==== Input records ====

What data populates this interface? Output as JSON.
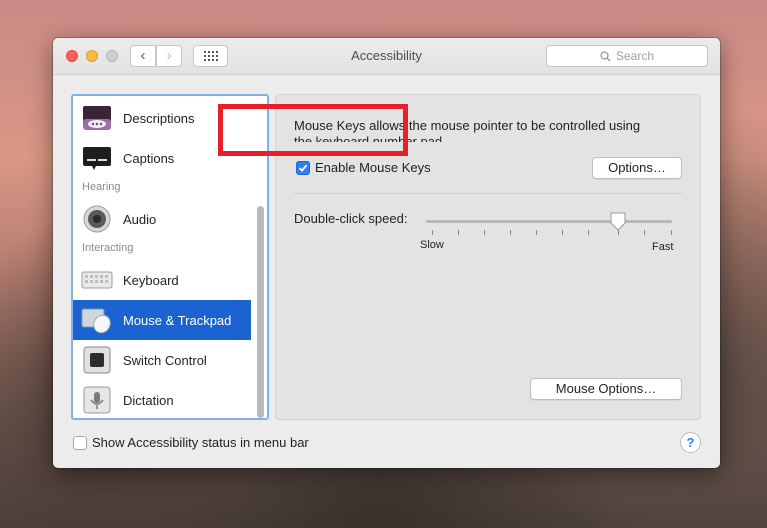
{
  "window": {
    "title": "Accessibility",
    "search_placeholder": "Search",
    "back_glyph": "‹",
    "forward_glyph": "›"
  },
  "sidebar": {
    "items": [
      {
        "label": "Descriptions",
        "icon": "descriptions-icon"
      },
      {
        "label": "Captions",
        "icon": "captions-icon"
      },
      {
        "label": "Audio",
        "icon": "speaker-icon"
      },
      {
        "label": "Keyboard",
        "icon": "keyboard-icon"
      },
      {
        "label": "Mouse & Trackpad",
        "icon": "mouse-trackpad-icon",
        "selected": true
      },
      {
        "label": "Switch Control",
        "icon": "switch-control-icon"
      },
      {
        "label": "Dictation",
        "icon": "microphone-icon"
      }
    ],
    "categories": [
      "Hearing",
      "Interacting"
    ]
  },
  "main": {
    "description": "Mouse Keys allows the mouse pointer to be controlled using",
    "description_cont": "the keyboard number pad.",
    "enable_mouse_keys": {
      "label": "Enable Mouse Keys",
      "checked": true
    },
    "options_button": "Options…",
    "double_click_speed": {
      "label": "Double-click speed:",
      "slow": "Slow",
      "fast": "Fast",
      "value": 0.8
    },
    "mouse_options_button": "Mouse Options…"
  },
  "footer": {
    "show_status": {
      "label": "Show Accessibility status in menu bar",
      "checked": false
    },
    "help": "?"
  },
  "colors": {
    "accent": "#2f7ef5",
    "selection": "#1b63d1",
    "highlight_box": "#e5202a"
  }
}
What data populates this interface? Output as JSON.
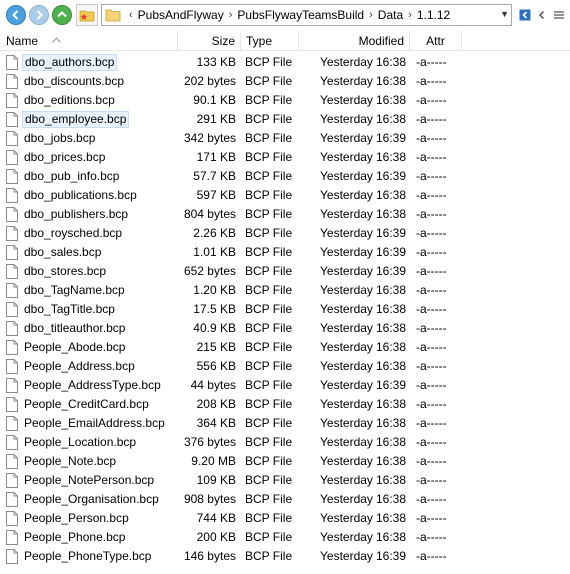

====

◆ What you have to do ◆
Retype all entries exactly as they appear, dropping the images.

◆ Task solution ◆
What data populates this interface? Output as JSON.
{
  "window": {
    "title": "Accessibility",
    "search_placeholder": "Search",
    "back_glyph": "‹",
    "forward_glyph": "›"
  },
  "sidebar": {
    "items": [
      {
        "label": "Descriptions",
        "icon": "descriptions-icon"
      },
      {
        "label": "Captions",
        "icon": "captions-icon"
      },
      {
        "label": "Audio",
        "icon": "speaker-icon"
      },
      {
        "label": "Keyboard",
        "icon": "keyboard-icon"
      },
      {
        "label": "Mouse & Trackpad",
        "icon": "mouse-trackpad-icon",
        "selected": true
      },
      {
        "label": "Switch Control",
        "icon": "switch-control-icon"
      },
      {
        "label": "Dictation",
        "icon": "microphone-icon"
      }
    ],
    "categories": [
      "Hearing",
      "Interacting"
    ]
  },
  "main": {
    "description": "Mouse Keys allows the mouse pointer to be controlled using",
    "description_cont": "the keyboard number pad.",
    "enable_mouse_keys": {
      "label": "Enable Mouse Keys",
      "checked": true
    },
    "options_button": "Options…",
    "double_click_speed": {
      "label": "Double-click speed:",
      "slow": "Slow",
      "fast": "Fast",
      "value": 0.8
    },
    "mouse_options_button": "Mouse Options…"
  },
  "footer": {
    "show_status": {
      "label": "Show Accessibility status in menu bar",
      "checked": false
    },
    "help": "?"
  },
  "colors": {
    "accent": "#2f7ef5",
    "selection": "#1b63d1",
    "highlight_box": "#e5202a"
  }
}
What data populates this interface? Output as JSON.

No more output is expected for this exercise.